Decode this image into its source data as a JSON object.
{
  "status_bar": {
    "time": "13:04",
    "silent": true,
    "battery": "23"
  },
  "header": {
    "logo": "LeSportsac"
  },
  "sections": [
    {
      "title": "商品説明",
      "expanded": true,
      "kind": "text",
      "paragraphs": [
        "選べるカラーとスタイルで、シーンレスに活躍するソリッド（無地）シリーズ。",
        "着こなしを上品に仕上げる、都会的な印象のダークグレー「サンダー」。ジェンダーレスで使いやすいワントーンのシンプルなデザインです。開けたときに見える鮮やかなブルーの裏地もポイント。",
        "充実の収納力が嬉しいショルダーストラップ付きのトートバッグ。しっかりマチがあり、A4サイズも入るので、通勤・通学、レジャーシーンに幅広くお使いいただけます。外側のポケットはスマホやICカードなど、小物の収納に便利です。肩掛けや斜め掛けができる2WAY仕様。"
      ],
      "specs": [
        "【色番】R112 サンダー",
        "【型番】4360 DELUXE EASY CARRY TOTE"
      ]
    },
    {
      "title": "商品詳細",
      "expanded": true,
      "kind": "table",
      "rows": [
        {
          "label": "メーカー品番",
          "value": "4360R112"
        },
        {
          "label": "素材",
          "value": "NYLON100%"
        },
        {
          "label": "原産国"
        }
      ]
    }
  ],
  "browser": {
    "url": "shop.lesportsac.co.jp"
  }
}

★ ★ ★ ★

> [Exercise directions]
Give back each line above precisely as it stands.

> [Solution to the exercise]
Decode this image into its source data as a JSON object.
{
  "status_bar": {
    "time": "13:04",
    "silent": true,
    "battery": "23"
  },
  "header": {
    "logo": "LeSportsac"
  },
  "sections": [
    {
      "title": "商品説明",
      "expanded": true,
      "kind": "text",
      "paragraphs": [
        "選べるカラーとスタイルで、シーンレスに活躍するソリッド（無地）シリーズ。",
        "着こなしを上品に仕上げる、都会的な印象のダークグレー「サンダー」。ジェンダーレスで使いやすいワントーンのシンプルなデザインです。開けたときに見える鮮やかなブルーの裏地もポイント。",
        "充実の収納力が嬉しいショルダーストラップ付きのトートバッグ。しっかりマチがあり、A4サイズも入るので、通勤・通学、レジャーシーンに幅広くお使いいただけます。外側のポケットはスマホやICカードなど、小物の収納に便利です。肩掛けや斜め掛けができる2WAY仕様。"
      ],
      "specs": [
        "【色番】R112 サンダー",
        "【型番】4360 DELUXE EASY CARRY TOTE"
      ]
    },
    {
      "title": "商品詳細",
      "expanded": true,
      "kind": "table",
      "rows": [
        {
          "label": "メーカー品番",
          "value": "4360R112"
        },
        {
          "label": "素材",
          "value": "NYLON100%"
        },
        {
          "label": "原産国"
        }
      ]
    }
  ],
  "browser": {
    "url": "shop.lesportsac.co.jp"
  }
}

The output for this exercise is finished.